EXERCISE DATA:
····················
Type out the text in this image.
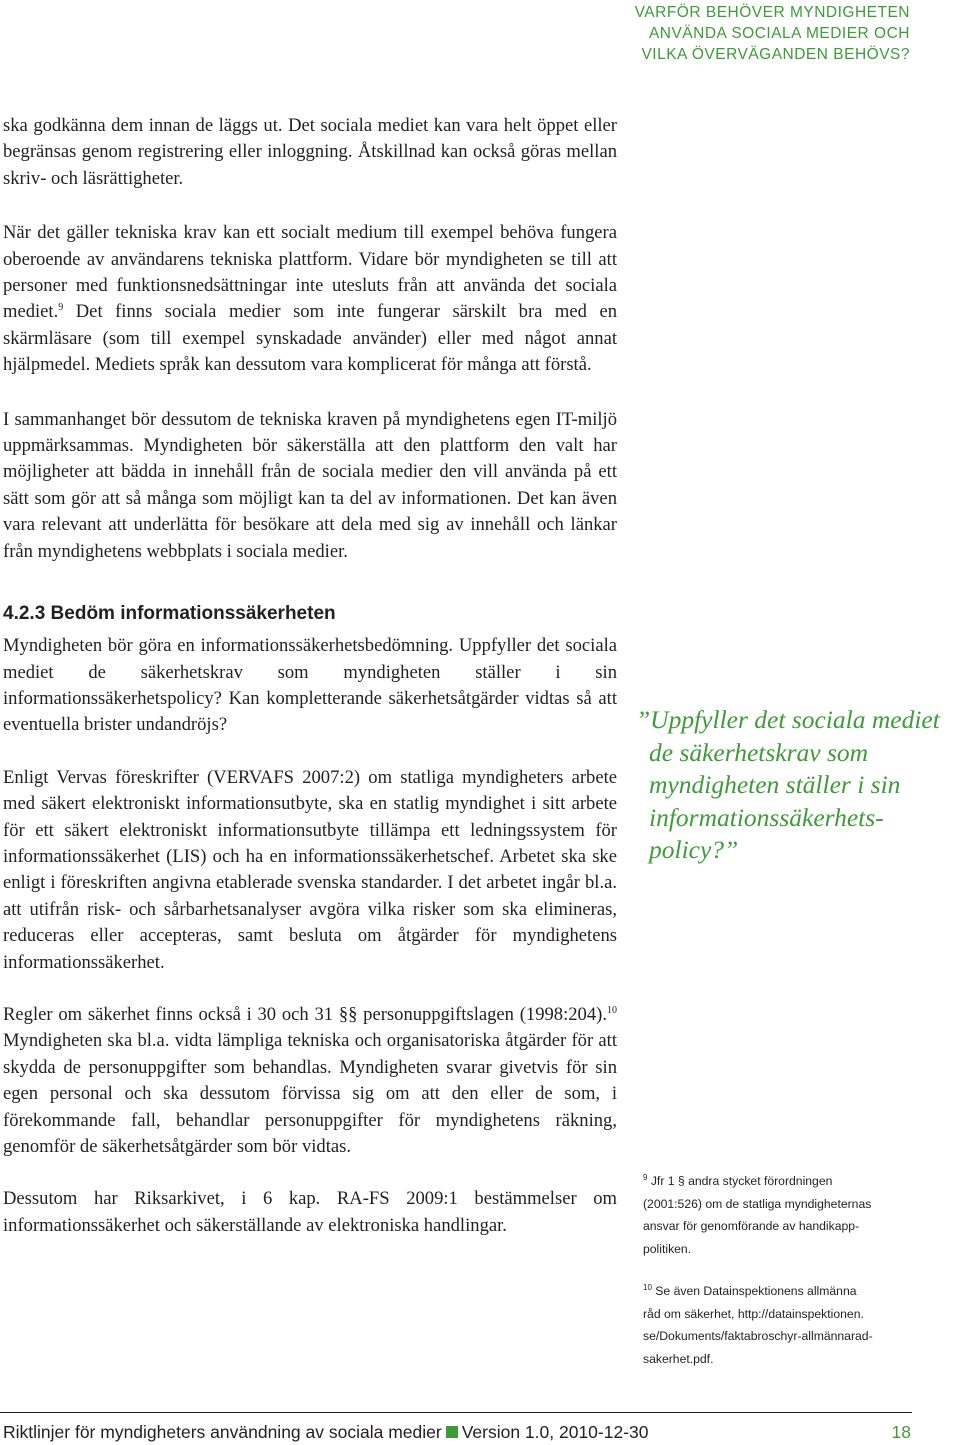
VARFÖR BEHÖVER MYNDIGHETEN
ANVÄNDA SOCIALA MEDIER OCH
VILKA ÖVERVÄGANDEN BEHÖVS?

ska godkänna dem innan de läggs ut. Det sociala mediet kan vara helt öppet eller begränsas genom registrering eller inloggning. Åtskillnad kan också göras mellan skriv- och läsrättigheter.

När det gäller tekniska krav kan ett socialt medium till exempel behöva fungera oberoende av användarens tekniska plattform. Vidare bör myndigheten se till att personer med funktionsnedsättningar inte utesluts från att använda det sociala mediet.$^9$ Det finns sociala medier som inte fungerar särskilt bra med en skärmläsare (som till exempel synskadade använder) eller med något annat hjälpmedel. Mediets språk kan dessutom vara komplicerat för många att förstå.

I sammanhanget bör dessutom de tekniska kraven på myndighetens egen IT-miljö uppmärksammas. Myndigheten bör säkerställa att den plattform den valt har möjligheter att bädda in innehåll från de sociala medier den vill använda på ett sätt som gör att så många som möjligt kan ta del av informationen. Det kan även vara relevant att underlätta för besökare att dela med sig av innehåll och länkar från myndighetens webbplats i sociala medier.

4.2.3 Bedöm informationssäkerheten

Myndigheten bör göra en informationssäkerhetsbedömning. Uppfyller det sociala mediet de säkerhetskrav som myndigheten ställer i sin informationssäkerhetspolicy? Kan kompletterande säkerhetsåtgärder vidtas så att eventuella brister undandröjs?

Enligt Vervas föreskrifter (VERVAFS 2007:2) om statliga myndigheters arbete med säkert elektroniskt informationsutbyte, ska en statlig myndighet i sitt arbete för ett säkert elektroniskt informationsutbyte tillämpa ett ledningssystem för informationssäkerhet (LIS) och ha en informationssäkerhetschef. Arbetet ska ske enligt i föreskriften angivna etablerade svenska standarder. I det arbetet ingår bl.a. att utifrån risk- och sårbarhetsanalyser avgöra vilka risker som ska elimineras, reduceras eller accepteras, samt besluta om åtgärder för myndighetens informationssäkerhet.

Regler om säkerhet finns också i 30 och 31 §§ personuppgiftslagen (1998:204).$^{10}$ Myndigheten ska bl.a. vidta lämpliga tekniska och organisatoriska åtgärder för att skydda de personuppgifter som behandlas. Myndigheten svarar givetvis för sin egen personal och ska dessutom förvissa sig om att den eller de som, i förekommande fall, behandlar personuppgifter för myndighetens räkning, genomför de säkerhetsåtgärder som bör vidtas.

Dessutom har Riksarkivet, i 6 kap. RA-FS 2009:1 bestämmelser om informationssäkerhet och säkerställande av elektroniska handlingar.

”Uppfyller det sociala mediet
de säkerhetskrav som
myndigheten ställer i sin
informationssäkerhets-
policy?”
$^9$ Jfr 1 § andra stycket förordningen
(2001:526) om de statliga myndigheternas
ansvar för genomförande av handikapp-
politiken.
$^{10}$ Se även Datainspektionens allmänna
råd om säkerhet, http://datainspektionen.
se/Dokuments/faktabroschyr-allmännarad-
sakerhet.pdf.
Riktlinjer för myndigheters användning av sociala medier Version 1.0, 2010-12-30	18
····················
EXERCISE: Reproduce each record above by retyping it exactly; omit all images.

RESPONSE TO THIS TASK:
Type out the text in this image.
VARFÖR BEHÖVER MYNDIGHETEN
ANVÄNDA SOCIALA MEDIER OCH
VILKA ÖVERVÄGANDEN BEHÖVS?

ska godkänna dem innan de läggs ut. Det sociala mediet kan vara helt öppet eller begränsas genom registrering eller inloggning. Åtskillnad kan också göras mellan skriv- och läsrättigheter.

När det gäller tekniska krav kan ett socialt medium till exempel behöva fungera oberoende av användarens tekniska plattform. Vidare bör myndigheten se till att personer med funktionsnedsättningar inte utesluts från att använda det sociala mediet.$^9$ Det finns sociala medier som inte fungerar särskilt bra med en skärmläsare (som till exempel synskadade använder) eller med något annat hjälpmedel. Mediets språk kan dessutom vara komplicerat för många att förstå.

I sammanhanget bör dessutom de tekniska kraven på myndighetens egen IT-miljö uppmärksammas. Myndigheten bör säkerställa att den plattform den valt har möjligheter att bädda in innehåll från de sociala medier den vill använda på ett sätt som gör att så många som möjligt kan ta del av informationen. Det kan även vara relevant att underlätta för besökare att dela med sig av innehåll och länkar från myndighetens webbplats i sociala medier.

4.2.3 Bedöm informationssäkerheten

Myndigheten bör göra en informationssäkerhetsbedömning. Uppfyller det sociala mediet de säkerhetskrav som myndigheten ställer i sin informationssäkerhetspolicy? Kan kompletterande säkerhetsåtgärder vidtas så att eventuella brister undandröjs?

Enligt Vervas föreskrifter (VERVAFS 2007:2) om statliga myndigheters arbete med säkert elektroniskt informationsutbyte, ska en statlig myndighet i sitt arbete för ett säkert elektroniskt informationsutbyte tillämpa ett ledningssystem för informationssäkerhet (LIS) och ha en informationssäkerhetschef. Arbetet ska ske enligt i föreskriften angivna etablerade svenska standarder. I det arbetet ingår bl.a. att utifrån risk- och sårbarhetsanalyser avgöra vilka risker som ska elimineras, reduceras eller accepteras, samt besluta om åtgärder för myndighetens informationssäkerhet.

Regler om säkerhet finns också i 30 och 31 §§ personuppgiftslagen (1998:204).$^{10}$ Myndigheten ska bl.a. vidta lämpliga tekniska och organisatoriska åtgärder för att skydda de personuppgifter som behandlas. Myndigheten svarar givetvis för sin egen personal och ska dessutom förvissa sig om att den eller de som, i förekommande fall, behandlar personuppgifter för myndighetens räkning, genomför de säkerhetsåtgärder som bör vidtas.

Dessutom har Riksarkivet, i 6 kap. RA-FS 2009:1 bestämmelser om informationssäkerhet och säkerställande av elektroniska handlingar.

”Uppfyller det sociala mediet
de säkerhetskrav som
myndigheten ställer i sin
informationssäkerhets-
policy?”
$^9$ Jfr 1 § andra stycket förordningen
(2001:526) om de statliga myndigheternas
ansvar för genomförande av handikapp-
politiken.
$^{10}$ Se även Datainspektionens allmänna
råd om säkerhet, http://datainspektionen.
se/Dokuments/faktabroschyr-allmännarad-
sakerhet.pdf.
Riktlinjer för myndigheters användning av sociala medier Version 1.0, 2010-12-30	18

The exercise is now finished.